- [Provided records]
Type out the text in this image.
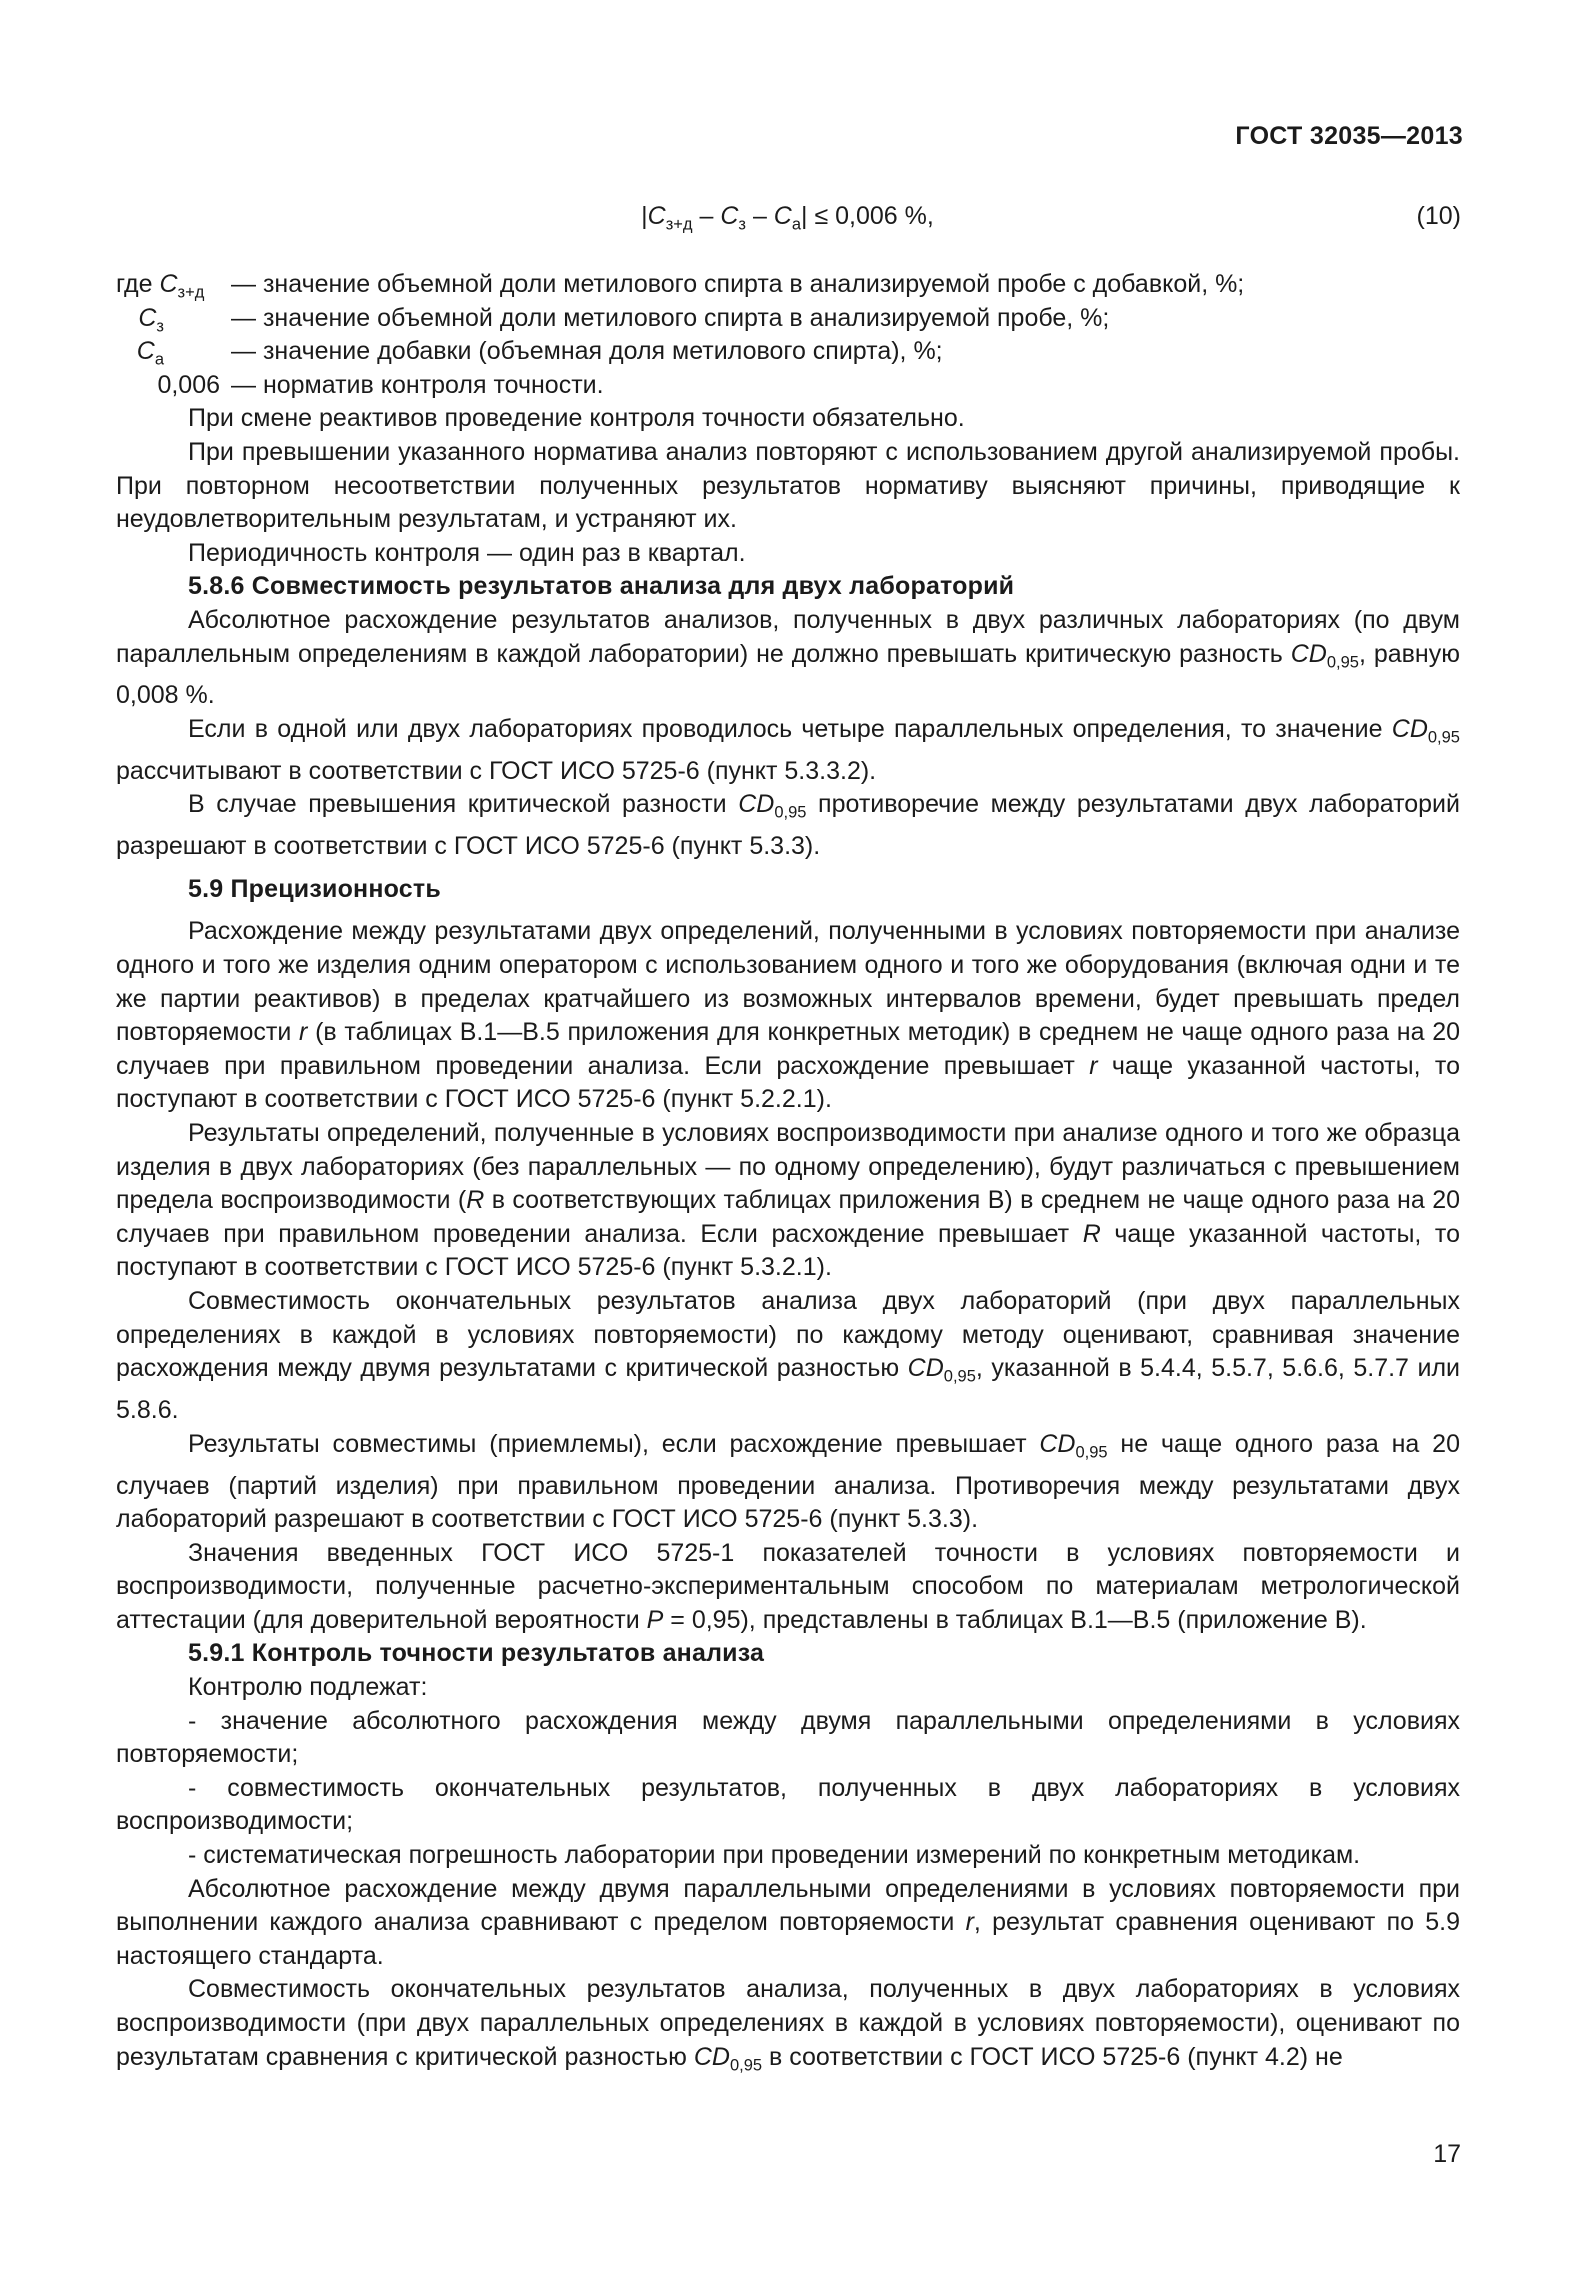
ГОСТ 32035—2013
$|C_{з+д} - C_з - C_a| \le 0,006$ %,	(10)
где $C_{з+д}$	— значение объемной доли метилового спирта в анализируемой пробе с добавкой, %;
$C_з$	— значение объемной доли метилового спирта в анализируемой пробе, %;
$C_a$	— значение добавки (объемная доля метилового спирта), %;
0,006 — норматив контроля точности.

При смене реактивов проведение контроля точности обязательно.

При превышении указанного норматива анализ повторяют с использованием другой анализируемой пробы. При повторном несоответствии полученных результатов нормативу выясняют причины, приводящие к неудовлетворительным результатам, и устраняют их.

Периодичность контроля — один раз в квартал.

5.8.6 Совместимость результатов анализа для двух лабораторий

Абсолютное расхождение результатов анализов, полученных в двух различных лабораториях (по двум параллельным определениям в каждой лаборатории) не должно превышать критическую разность $CD_{0,95}$, равную 0,008 %.

Если в одной или двух лабораториях проводилось четыре параллельных определения, то значение $CD_{0,95}$ рассчитывают в соответствии с ГОСТ ИСО 5725-6 (пункт 5.3.3.2).

В случае превышения критической разности $CD_{0,95}$ противоречие между результатами двух лабораторий разрешают в соответствии с ГОСТ ИСО 5725-6 (пункт 5.3.3).

5.9 Прецизионность

Расхождение между результатами двух определений, полученными в условиях повторяемости при анализе одного и того же изделия одним оператором с использованием одного и того же оборудования (включая одни и те же партии реактивов) в пределах кратчайшего из возможных интервалов времени, будет превышать предел повторяемости r (в таблицах В.1—В.5 приложения для конкретных методик) в среднем не чаще одного раза на 20 случаев при правильном проведении анализа. Если расхождение превышает r чаще указанной частоты, то поступают в соответствии с ГОСТ ИСО 5725-6 (пункт 5.2.2.1).

Результаты определений, полученные в условиях воспроизводимости при анализе одного и того же образца изделия в двух лабораториях (без параллельных — по одному определению), будут различаться с превышением предела воспроизводимости (R в соответствующих таблицах приложения В) в среднем не чаще одного раза на 20 случаев при правильном проведении анализа. Если расхождение превышает R чаще указанной частоты, то поступают в соответствии с ГОСТ ИСО 5725-6 (пункт 5.3.2.1).

Совместимость окончательных результатов анализа двух лабораторий (при двух параллельных определениях в каждой в условиях повторяемости) по каждому методу оценивают, сравнивая значение расхождения между двумя результатами с критической разностью $CD_{0,95}$, указанной в 5.4.4, 5.5.7, 5.6.6, 5.7.7 или 5.8.6.

Результаты совместимы (приемлемы), если расхождение превышает $CD_{0,95}$ не чаще одного раза на 20 случаев (партий изделия) при правильном проведении анализа. Противоречия между результатами двух лабораторий разрешают в соответствии с ГОСТ ИСО 5725-6 (пункт 5.3.3).

Значения введенных ГОСТ ИСО 5725-1 показателей точности в условиях повторяемости и воспроизводимости, полученные расчетно-экспериментальным способом по материалам метрологической аттестации (для доверительной вероятности P = 0,95), представлены в таблицах В.1—В.5 (приложение В).

5.9.1 Контроль точности результатов анализа

Контролю подлежат:

- значение абсолютного расхождения между двумя параллельными определениями в условиях повторяемости;

- совместимость окончательных результатов, полученных в двух лабораториях в условиях воспроизводимости;

- систематическая погрешность лаборатории при проведении измерений по конкретным методикам.

Абсолютное расхождение между двумя параллельными определениями в условиях повторяемости при выполнении каждого анализа сравнивают с пределом повторяемости r, результат сравнения оценивают по 5.9 настоящего стандарта.

Совместимость окончательных результатов анализа, полученных в двух лабораториях в условиях воспроизводимости (при двух параллельных определениях в каждой в условиях повторяемости), оценивают по результатам сравнения с критической разностью $CD_{0,95}$ в соответствии с ГОСТ ИСО 5725-6 (пункт 4.2) не

17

- [Request]
Repeat each entry exactly. Pictures do not belong in the copy.

- [Answer to this problem]
Type out the text in this image.
ГОСТ 32035—2013
$|C_{з+д} - C_з - C_a| \le 0,006$ %,	(10)
где $C_{з+д}$	— значение объемной доли метилового спирта в анализируемой пробе с добавкой, %;
$C_з$	— значение объемной доли метилового спирта в анализируемой пробе, %;
$C_a$	— значение добавки (объемная доля метилового спирта), %;
0,006 — норматив контроля точности.

При смене реактивов проведение контроля точности обязательно.

При превышении указанного норматива анализ повторяют с использованием другой анализируемой пробы. При повторном несоответствии полученных результатов нормативу выясняют причины, приводящие к неудовлетворительным результатам, и устраняют их.

Периодичность контроля — один раз в квартал.

5.8.6 Совместимость результатов анализа для двух лабораторий

Абсолютное расхождение результатов анализов, полученных в двух различных лабораториях (по двум параллельным определениям в каждой лаборатории) не должно превышать критическую разность $CD_{0,95}$, равную 0,008 %.

Если в одной или двух лабораториях проводилось четыре параллельных определения, то значение $CD_{0,95}$ рассчитывают в соответствии с ГОСТ ИСО 5725-6 (пункт 5.3.3.2).

В случае превышения критической разности $CD_{0,95}$ противоречие между результатами двух лабораторий разрешают в соответствии с ГОСТ ИСО 5725-6 (пункт 5.3.3).

5.9 Прецизионность

Расхождение между результатами двух определений, полученными в условиях повторяемости при анализе одного и того же изделия одним оператором с использованием одного и того же оборудования (включая одни и те же партии реактивов) в пределах кратчайшего из возможных интервалов времени, будет превышать предел повторяемости r (в таблицах В.1—В.5 приложения для конкретных методик) в среднем не чаще одного раза на 20 случаев при правильном проведении анализа. Если расхождение превышает r чаще указанной частоты, то поступают в соответствии с ГОСТ ИСО 5725-6 (пункт 5.2.2.1).

Результаты определений, полученные в условиях воспроизводимости при анализе одного и того же образца изделия в двух лабораториях (без параллельных — по одному определению), будут различаться с превышением предела воспроизводимости (R в соответствующих таблицах приложения В) в среднем не чаще одного раза на 20 случаев при правильном проведении анализа. Если расхождение превышает R чаще указанной частоты, то поступают в соответствии с ГОСТ ИСО 5725-6 (пункт 5.3.2.1).

Совместимость окончательных результатов анализа двух лабораторий (при двух параллельных определениях в каждой в условиях повторяемости) по каждому методу оценивают, сравнивая значение расхождения между двумя результатами с критической разностью $CD_{0,95}$, указанной в 5.4.4, 5.5.7, 5.6.6, 5.7.7 или 5.8.6.

Результаты совместимы (приемлемы), если расхождение превышает $CD_{0,95}$ не чаще одного раза на 20 случаев (партий изделия) при правильном проведении анализа. Противоречия между результатами двух лабораторий разрешают в соответствии с ГОСТ ИСО 5725-6 (пункт 5.3.3).

Значения введенных ГОСТ ИСО 5725-1 показателей точности в условиях повторяемости и воспроизводимости, полученные расчетно-экспериментальным способом по материалам метрологической аттестации (для доверительной вероятности P = 0,95), представлены в таблицах В.1—В.5 (приложение В).

5.9.1 Контроль точности результатов анализа

Контролю подлежат:

- значение абсолютного расхождения между двумя параллельными определениями в условиях повторяемости;

- совместимость окончательных результатов, полученных в двух лабораториях в условиях воспроизводимости;

- систематическая погрешность лаборатории при проведении измерений по конкретным методикам.

Абсолютное расхождение между двумя параллельными определениями в условиях повторяемости при выполнении каждого анализа сравнивают с пределом повторяемости r, результат сравнения оценивают по 5.9 настоящего стандарта.

Совместимость окончательных результатов анализа, полученных в двух лабораториях в условиях воспроизводимости (при двух параллельных определениях в каждой в условиях повторяемости), оценивают по результатам сравнения с критической разностью $CD_{0,95}$ в соответствии с ГОСТ ИСО 5725-6 (пункт 4.2) не

17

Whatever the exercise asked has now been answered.